**Exercise brief:** Could you please return each line of the data that has the word "been"?

**Material provided:**
——

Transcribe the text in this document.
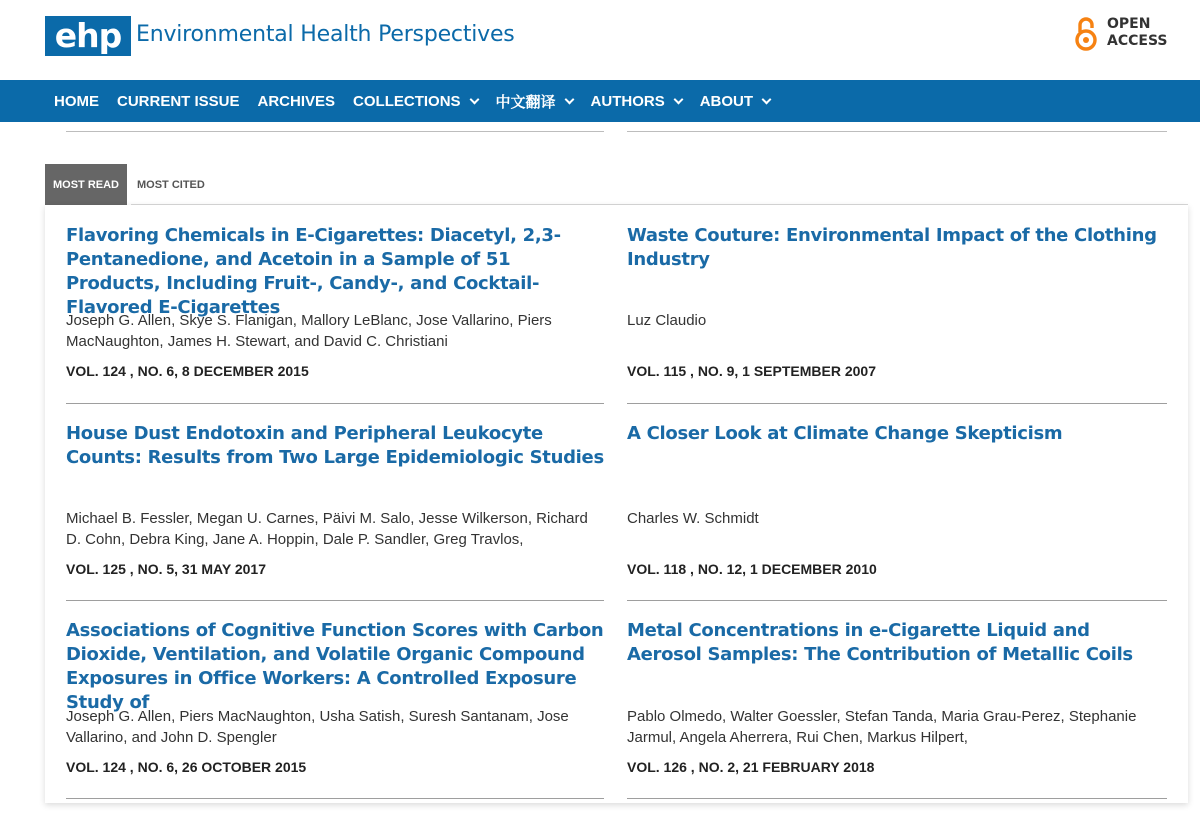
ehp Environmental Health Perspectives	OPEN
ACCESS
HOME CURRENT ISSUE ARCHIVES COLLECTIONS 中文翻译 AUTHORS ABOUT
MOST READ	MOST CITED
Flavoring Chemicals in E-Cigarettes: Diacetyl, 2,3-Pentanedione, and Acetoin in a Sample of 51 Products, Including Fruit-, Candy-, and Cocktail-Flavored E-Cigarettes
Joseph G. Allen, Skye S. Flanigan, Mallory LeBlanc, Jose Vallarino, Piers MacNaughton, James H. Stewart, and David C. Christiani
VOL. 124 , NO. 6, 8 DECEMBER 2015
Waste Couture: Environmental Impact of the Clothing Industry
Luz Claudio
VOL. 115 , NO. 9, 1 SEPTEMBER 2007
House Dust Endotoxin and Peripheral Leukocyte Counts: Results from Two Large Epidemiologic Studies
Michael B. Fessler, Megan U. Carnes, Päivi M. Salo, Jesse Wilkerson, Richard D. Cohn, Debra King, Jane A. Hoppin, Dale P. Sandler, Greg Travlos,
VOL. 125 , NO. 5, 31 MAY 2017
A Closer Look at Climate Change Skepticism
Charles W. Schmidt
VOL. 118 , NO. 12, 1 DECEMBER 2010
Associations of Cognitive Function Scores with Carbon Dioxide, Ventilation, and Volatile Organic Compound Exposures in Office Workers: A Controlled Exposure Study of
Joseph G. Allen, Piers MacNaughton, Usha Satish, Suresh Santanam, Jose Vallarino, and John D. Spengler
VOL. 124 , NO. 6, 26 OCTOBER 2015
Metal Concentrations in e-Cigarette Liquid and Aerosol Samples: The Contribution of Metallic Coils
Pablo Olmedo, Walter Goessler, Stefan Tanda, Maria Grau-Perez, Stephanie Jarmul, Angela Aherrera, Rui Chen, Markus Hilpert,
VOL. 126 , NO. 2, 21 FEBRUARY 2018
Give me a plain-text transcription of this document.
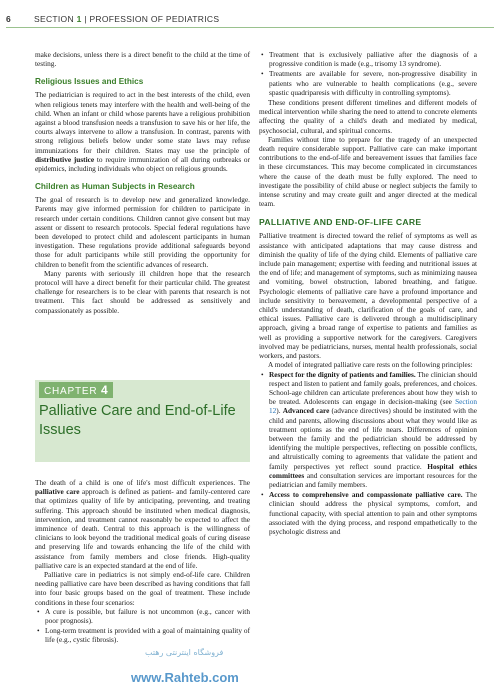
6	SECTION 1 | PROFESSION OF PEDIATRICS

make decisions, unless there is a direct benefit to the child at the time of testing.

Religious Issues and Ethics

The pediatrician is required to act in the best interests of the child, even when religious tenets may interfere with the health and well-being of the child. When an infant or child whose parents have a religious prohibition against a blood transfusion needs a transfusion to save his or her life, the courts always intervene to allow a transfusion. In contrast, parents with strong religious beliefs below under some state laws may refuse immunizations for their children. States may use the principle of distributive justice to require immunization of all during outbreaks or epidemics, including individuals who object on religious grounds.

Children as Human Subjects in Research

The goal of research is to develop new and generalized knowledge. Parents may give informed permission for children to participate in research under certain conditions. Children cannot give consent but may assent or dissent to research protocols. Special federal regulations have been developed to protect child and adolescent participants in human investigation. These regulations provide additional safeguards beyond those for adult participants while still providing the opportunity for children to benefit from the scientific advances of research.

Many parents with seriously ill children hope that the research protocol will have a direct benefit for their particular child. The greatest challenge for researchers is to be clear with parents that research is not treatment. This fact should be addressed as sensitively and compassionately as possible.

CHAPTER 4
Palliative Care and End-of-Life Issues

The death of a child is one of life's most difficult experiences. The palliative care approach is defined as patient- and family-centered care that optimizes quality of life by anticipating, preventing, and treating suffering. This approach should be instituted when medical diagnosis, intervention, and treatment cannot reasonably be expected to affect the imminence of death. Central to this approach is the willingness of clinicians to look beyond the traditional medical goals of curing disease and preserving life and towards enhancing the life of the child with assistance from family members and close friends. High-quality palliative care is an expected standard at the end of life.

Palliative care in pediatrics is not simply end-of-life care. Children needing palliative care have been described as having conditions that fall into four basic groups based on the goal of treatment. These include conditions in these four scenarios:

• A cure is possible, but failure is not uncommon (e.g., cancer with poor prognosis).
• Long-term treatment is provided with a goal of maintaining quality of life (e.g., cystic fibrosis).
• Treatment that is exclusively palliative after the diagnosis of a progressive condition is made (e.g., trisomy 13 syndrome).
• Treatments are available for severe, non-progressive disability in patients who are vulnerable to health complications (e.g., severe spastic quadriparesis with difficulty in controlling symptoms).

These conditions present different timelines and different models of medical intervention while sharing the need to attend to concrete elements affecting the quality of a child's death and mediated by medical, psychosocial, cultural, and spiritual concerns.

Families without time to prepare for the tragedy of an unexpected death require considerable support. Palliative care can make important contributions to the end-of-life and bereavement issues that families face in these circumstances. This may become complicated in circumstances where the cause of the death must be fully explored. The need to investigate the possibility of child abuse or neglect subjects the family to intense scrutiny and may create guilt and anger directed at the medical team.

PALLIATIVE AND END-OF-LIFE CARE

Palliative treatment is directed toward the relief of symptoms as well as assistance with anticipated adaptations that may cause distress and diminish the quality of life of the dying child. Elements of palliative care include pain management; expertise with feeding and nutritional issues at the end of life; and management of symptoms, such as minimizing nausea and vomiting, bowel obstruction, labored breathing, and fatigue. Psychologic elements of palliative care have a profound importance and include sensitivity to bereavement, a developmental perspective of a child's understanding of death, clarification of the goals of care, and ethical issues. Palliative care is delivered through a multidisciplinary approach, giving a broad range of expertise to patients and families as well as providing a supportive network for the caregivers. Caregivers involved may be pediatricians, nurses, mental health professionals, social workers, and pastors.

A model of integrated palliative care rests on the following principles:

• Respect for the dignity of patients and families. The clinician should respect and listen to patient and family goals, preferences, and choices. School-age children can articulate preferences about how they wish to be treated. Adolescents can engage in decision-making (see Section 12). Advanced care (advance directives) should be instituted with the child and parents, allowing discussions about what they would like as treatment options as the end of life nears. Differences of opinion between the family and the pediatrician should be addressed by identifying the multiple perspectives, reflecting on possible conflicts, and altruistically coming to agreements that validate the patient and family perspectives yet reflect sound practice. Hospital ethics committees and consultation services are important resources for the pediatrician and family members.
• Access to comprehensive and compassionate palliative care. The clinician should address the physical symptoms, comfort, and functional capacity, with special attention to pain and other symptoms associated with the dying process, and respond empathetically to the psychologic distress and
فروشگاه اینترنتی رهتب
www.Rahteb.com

——

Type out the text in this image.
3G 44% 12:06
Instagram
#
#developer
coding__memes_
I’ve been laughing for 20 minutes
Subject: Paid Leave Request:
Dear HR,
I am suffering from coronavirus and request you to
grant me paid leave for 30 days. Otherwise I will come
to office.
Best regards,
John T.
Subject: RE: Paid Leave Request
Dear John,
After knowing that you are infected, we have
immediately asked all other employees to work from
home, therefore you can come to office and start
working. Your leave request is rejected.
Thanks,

——

**Answer to this exercise:**
The goal of research is to develop new and generalized knowledge. Parents may give informed permission for children to participate in research under certain conditions. Children cannot give consent but may assent or dissent to research protocols. Special federal regulations have been developed to protect child and adolescent participants in human investigation. These regulations provide additional safeguards beyond those for adult participants while still providing the opportunity for children to benefit from the scientific advances of research.
Palliative care in pediatrics is not simply end-of-life care. Children needing palliative care have been described as having conditions that fall into four basic groups based on the goal of treatment. These include conditions in these four scenarios:
I’ve been laughing for 20 minutes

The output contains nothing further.